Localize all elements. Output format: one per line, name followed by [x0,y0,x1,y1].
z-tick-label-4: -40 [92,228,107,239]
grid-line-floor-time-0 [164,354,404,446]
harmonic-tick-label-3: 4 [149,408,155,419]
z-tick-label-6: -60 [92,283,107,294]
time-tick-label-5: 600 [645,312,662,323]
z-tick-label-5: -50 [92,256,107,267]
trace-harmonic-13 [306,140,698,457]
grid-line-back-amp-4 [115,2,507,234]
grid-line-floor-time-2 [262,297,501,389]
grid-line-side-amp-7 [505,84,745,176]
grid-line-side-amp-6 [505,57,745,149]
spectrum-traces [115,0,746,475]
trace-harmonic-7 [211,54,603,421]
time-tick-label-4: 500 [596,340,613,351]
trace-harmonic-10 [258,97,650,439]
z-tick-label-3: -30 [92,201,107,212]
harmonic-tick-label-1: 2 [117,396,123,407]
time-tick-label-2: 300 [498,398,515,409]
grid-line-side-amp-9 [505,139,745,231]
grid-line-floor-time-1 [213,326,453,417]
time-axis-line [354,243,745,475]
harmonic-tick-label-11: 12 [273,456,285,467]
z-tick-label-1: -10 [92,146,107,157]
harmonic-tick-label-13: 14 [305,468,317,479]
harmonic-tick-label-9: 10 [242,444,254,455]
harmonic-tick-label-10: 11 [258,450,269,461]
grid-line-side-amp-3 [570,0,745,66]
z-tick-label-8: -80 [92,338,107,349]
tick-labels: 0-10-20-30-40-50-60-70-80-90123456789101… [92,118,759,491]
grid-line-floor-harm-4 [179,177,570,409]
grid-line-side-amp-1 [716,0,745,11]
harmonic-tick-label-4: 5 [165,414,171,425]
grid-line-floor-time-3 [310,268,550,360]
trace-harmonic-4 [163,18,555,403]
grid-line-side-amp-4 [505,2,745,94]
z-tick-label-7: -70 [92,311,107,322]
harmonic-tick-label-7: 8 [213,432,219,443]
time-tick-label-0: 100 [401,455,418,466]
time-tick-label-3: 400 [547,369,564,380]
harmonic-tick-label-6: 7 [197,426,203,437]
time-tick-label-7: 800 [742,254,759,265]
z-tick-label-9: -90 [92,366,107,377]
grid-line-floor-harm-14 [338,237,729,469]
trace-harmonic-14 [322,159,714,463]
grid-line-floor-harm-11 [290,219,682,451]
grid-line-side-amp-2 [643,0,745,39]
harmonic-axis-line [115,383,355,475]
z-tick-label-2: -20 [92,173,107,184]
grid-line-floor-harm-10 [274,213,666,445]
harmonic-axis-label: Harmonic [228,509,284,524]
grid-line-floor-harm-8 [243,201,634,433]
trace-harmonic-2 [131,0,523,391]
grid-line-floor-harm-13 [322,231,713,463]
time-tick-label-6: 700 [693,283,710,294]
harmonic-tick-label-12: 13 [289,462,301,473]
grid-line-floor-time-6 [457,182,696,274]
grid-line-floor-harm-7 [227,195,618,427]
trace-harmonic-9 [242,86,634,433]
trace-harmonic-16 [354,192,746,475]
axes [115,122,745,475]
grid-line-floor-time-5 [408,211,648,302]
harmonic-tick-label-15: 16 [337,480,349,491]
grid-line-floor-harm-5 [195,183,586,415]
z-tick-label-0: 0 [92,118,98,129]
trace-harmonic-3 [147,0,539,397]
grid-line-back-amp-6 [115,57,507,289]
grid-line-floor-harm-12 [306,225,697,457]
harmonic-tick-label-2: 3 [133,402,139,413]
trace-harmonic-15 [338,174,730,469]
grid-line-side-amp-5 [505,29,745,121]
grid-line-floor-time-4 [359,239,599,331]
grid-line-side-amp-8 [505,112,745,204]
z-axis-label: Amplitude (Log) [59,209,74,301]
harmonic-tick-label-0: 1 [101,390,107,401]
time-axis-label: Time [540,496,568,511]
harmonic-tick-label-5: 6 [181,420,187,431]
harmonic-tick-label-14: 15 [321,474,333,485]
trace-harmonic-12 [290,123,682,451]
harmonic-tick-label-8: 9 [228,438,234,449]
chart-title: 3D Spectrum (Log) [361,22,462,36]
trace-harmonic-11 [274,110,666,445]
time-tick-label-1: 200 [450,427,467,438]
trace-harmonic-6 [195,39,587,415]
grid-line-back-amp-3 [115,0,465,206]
********
Aim: Could you reproduce the listing above, changing every "trace-harmonic" to "series-harmonic" and leaving everything else untouched?

Solution for this task:
Localize all elements. Output format: one per line, name followed by [x0,y0,x1,y1].
z-tick-label-4: -40 [92,228,107,239]
grid-line-floor-time-0 [164,354,404,446]
harmonic-tick-label-3: 4 [149,408,155,419]
z-tick-label-6: -60 [92,283,107,294]
time-tick-label-5: 600 [645,312,662,323]
z-tick-label-5: -50 [92,256,107,267]
series-harmonic-13 [306,140,698,457]
grid-line-back-amp-4 [115,2,507,234]
grid-line-floor-time-2 [262,297,501,389]
grid-line-side-amp-7 [505,84,745,176]
grid-line-side-amp-6 [505,57,745,149]
spectrum-traces [115,0,746,475]
series-harmonic-7 [211,54,603,421]
time-tick-label-4: 500 [596,340,613,351]
series-harmonic-10 [258,97,650,439]
z-tick-label-3: -30 [92,201,107,212]
harmonic-tick-label-1: 2 [117,396,123,407]
time-tick-label-2: 300 [498,398,515,409]
grid-line-side-amp-9 [505,139,745,231]
grid-line-floor-time-1 [213,326,453,417]
time-axis-line [354,243,745,475]
harmonic-tick-label-11: 12 [273,456,285,467]
z-tick-label-1: -10 [92,146,107,157]
harmonic-tick-label-13: 14 [305,468,317,479]
harmonic-tick-label-9: 10 [242,444,254,455]
harmonic-tick-label-10: 11 [258,450,269,461]
grid-line-side-amp-3 [570,0,745,66]
z-tick-label-8: -80 [92,338,107,349]
tick-labels: 0-10-20-30-40-50-60-70-80-90123456789101… [92,118,759,491]
grid-line-floor-harm-4 [179,177,570,409]
grid-line-side-amp-1 [716,0,745,11]
harmonic-tick-label-4: 5 [165,414,171,425]
grid-line-floor-time-3 [310,268,550,360]
series-harmonic-4 [163,18,555,403]
grid-line-side-amp-4 [505,2,745,94]
z-tick-label-7: -70 [92,311,107,322]
harmonic-tick-label-7: 8 [213,432,219,443]
time-tick-label-0: 100 [401,455,418,466]
time-tick-label-3: 400 [547,369,564,380]
harmonic-tick-label-6: 7 [197,426,203,437]
time-tick-label-7: 800 [742,254,759,265]
z-tick-label-9: -90 [92,366,107,377]
grid-line-floor-harm-14 [338,237,729,469]
series-harmonic-14 [322,159,714,463]
grid-line-floor-harm-11 [290,219,682,451]
grid-line-side-amp-2 [643,0,745,39]
harmonic-axis-line [115,383,355,475]
z-tick-label-2: -20 [92,173,107,184]
grid-line-floor-harm-10 [274,213,666,445]
harmonic-axis-label: Harmonic [228,509,284,524]
grid-line-floor-harm-8 [243,201,634,433]
series-harmonic-2 [131,0,523,391]
grid-line-floor-harm-13 [322,231,713,463]
time-tick-label-6: 700 [693,283,710,294]
harmonic-tick-label-12: 13 [289,462,301,473]
grid-line-floor-time-6 [457,182,696,274]
grid-line-floor-harm-7 [227,195,618,427]
series-harmonic-9 [242,86,634,433]
series-harmonic-16 [354,192,746,475]
axes [115,122,745,475]
grid-line-floor-time-5 [408,211,648,302]
harmonic-tick-label-15: 16 [337,480,349,491]
grid-line-floor-harm-5 [195,183,586,415]
z-tick-label-0: 0 [92,118,98,129]
series-harmonic-3 [147,0,539,397]
grid-line-back-amp-6 [115,57,507,289]
grid-line-floor-harm-12 [306,225,697,457]
harmonic-tick-label-2: 3 [133,402,139,413]
series-harmonic-15 [338,174,730,469]
grid-line-side-amp-5 [505,29,745,121]
grid-line-floor-time-4 [359,239,599,331]
grid-line-side-amp-8 [505,112,745,204]
z-axis-label: Amplitude (Log) [59,209,74,301]
harmonic-tick-label-0: 1 [101,390,107,401]
time-axis-label: Time [540,496,568,511]
harmonic-tick-label-5: 6 [181,420,187,431]
harmonic-tick-label-14: 15 [321,474,333,485]
series-harmonic-12 [290,123,682,451]
harmonic-tick-label-8: 9 [228,438,234,449]
chart-title: 3D Spectrum (Log) [361,22,462,36]
series-harmonic-11 [274,110,666,445]
time-tick-label-1: 200 [450,427,467,438]
series-harmonic-6 [195,39,587,415]
grid-line-back-amp-3 [115,0,465,206]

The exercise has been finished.